### Aim of the task
Exclude the pictures and return every line exactly as written.

# Input material start

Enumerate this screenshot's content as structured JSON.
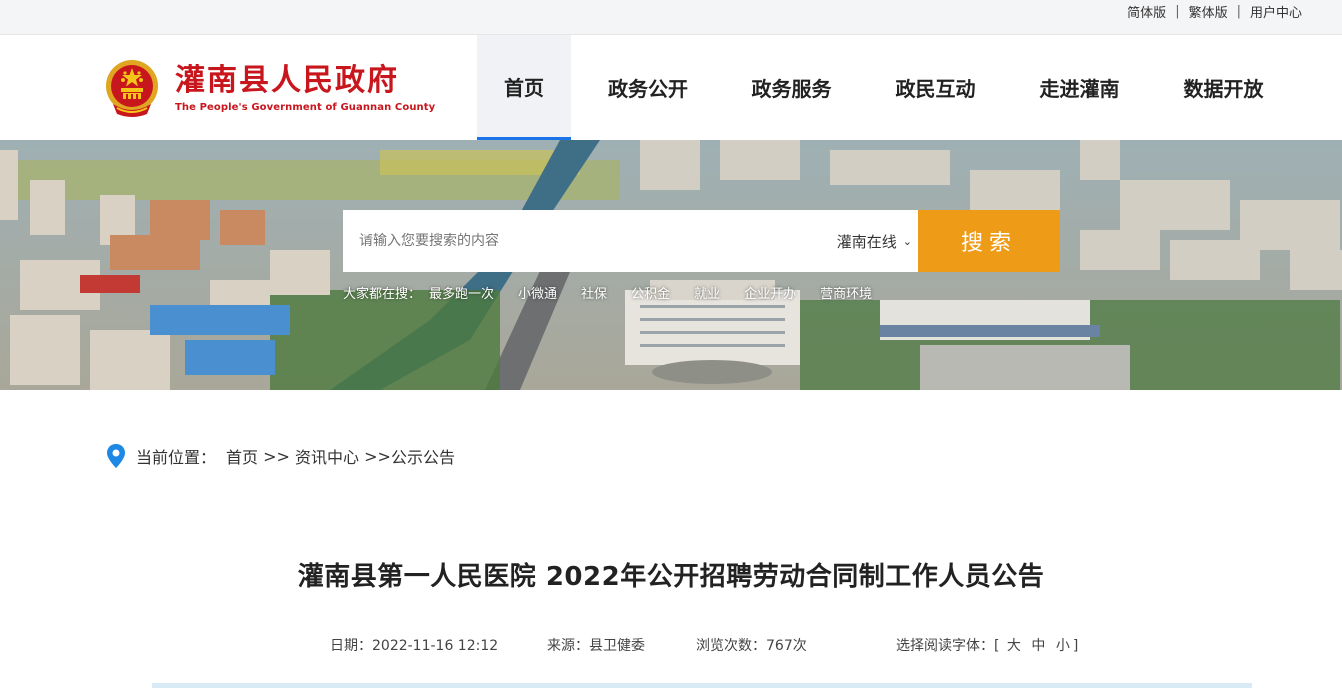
{
  "topbar": {
    "links": [
      "简体版",
      "繁体版",
      "用户中心"
    ]
  },
  "header": {
    "site_name": "灌南县人民政府",
    "site_name_en": "The People's Government of Guannan County",
    "nav": [
      {
        "label": "首页",
        "active": true
      },
      {
        "label": "政务公开",
        "active": false
      },
      {
        "label": "政务服务",
        "active": false
      },
      {
        "label": "政民互动",
        "active": false
      },
      {
        "label": "走进灌南",
        "active": false
      },
      {
        "label": "数据开放",
        "active": false
      }
    ]
  },
  "search": {
    "placeholder": "请输入您要搜索的内容",
    "scope": "灌南在线",
    "button_label": "搜索",
    "hot_label": "大家都在搜：",
    "hot_terms": [
      "最多跑一次",
      "小微通",
      "社保",
      "公积金",
      "就业",
      "企业开办",
      "营商环境"
    ]
  },
  "breadcrumb": {
    "label": "当前位置：",
    "items": [
      "首页",
      " >> ",
      "资讯中心",
      " >>",
      "公示公告"
    ]
  },
  "article": {
    "title": "灌南县第一人民医院 2022年公开招聘劳动合同制工作人员公告",
    "date": "日期：2022-11-16 12:12",
    "source": "来源：县卫健委",
    "views": "浏览次数：767次",
    "font_label": "选择阅读字体：",
    "font_open": "[",
    "font_sizes": [
      "大",
      "中",
      "小"
    ],
    "font_close": "]"
  },
  "colors": {
    "brand_red": "#c8161d",
    "search_orange": "#ee9b18",
    "nav_active_underline": "#1a73e8"
  }
}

# Input material end

### Written reply
Enumerate this screenshot's content as structured JSON.
{
  "topbar": {
    "links": [
      "简体版",
      "繁体版",
      "用户中心"
    ]
  },
  "header": {
    "site_name": "灌南县人民政府",
    "site_name_en": "The People's Government of Guannan County",
    "nav": [
      {
        "label": "首页",
        "active": true
      },
      {
        "label": "政务公开",
        "active": false
      },
      {
        "label": "政务服务",
        "active": false
      },
      {
        "label": "政民互动",
        "active": false
      },
      {
        "label": "走进灌南",
        "active": false
      },
      {
        "label": "数据开放",
        "active": false
      }
    ]
  },
  "search": {
    "placeholder": "请输入您要搜索的内容",
    "scope": "灌南在线",
    "button_label": "搜索",
    "hot_label": "大家都在搜：",
    "hot_terms": [
      "最多跑一次",
      "小微通",
      "社保",
      "公积金",
      "就业",
      "企业开办",
      "营商环境"
    ]
  },
  "breadcrumb": {
    "label": "当前位置：",
    "items": [
      "首页",
      " >> ",
      "资讯中心",
      " >>",
      "公示公告"
    ]
  },
  "article": {
    "title": "灌南县第一人民医院 2022年公开招聘劳动合同制工作人员公告",
    "date": "日期：2022-11-16 12:12",
    "source": "来源：县卫健委",
    "views": "浏览次数：767次",
    "font_label": "选择阅读字体：",
    "font_open": "[",
    "font_sizes": [
      "大",
      "中",
      "小"
    ],
    "font_close": "]"
  },
  "colors": {
    "brand_red": "#c8161d",
    "search_orange": "#ee9b18",
    "nav_active_underline": "#1a73e8"
  }
}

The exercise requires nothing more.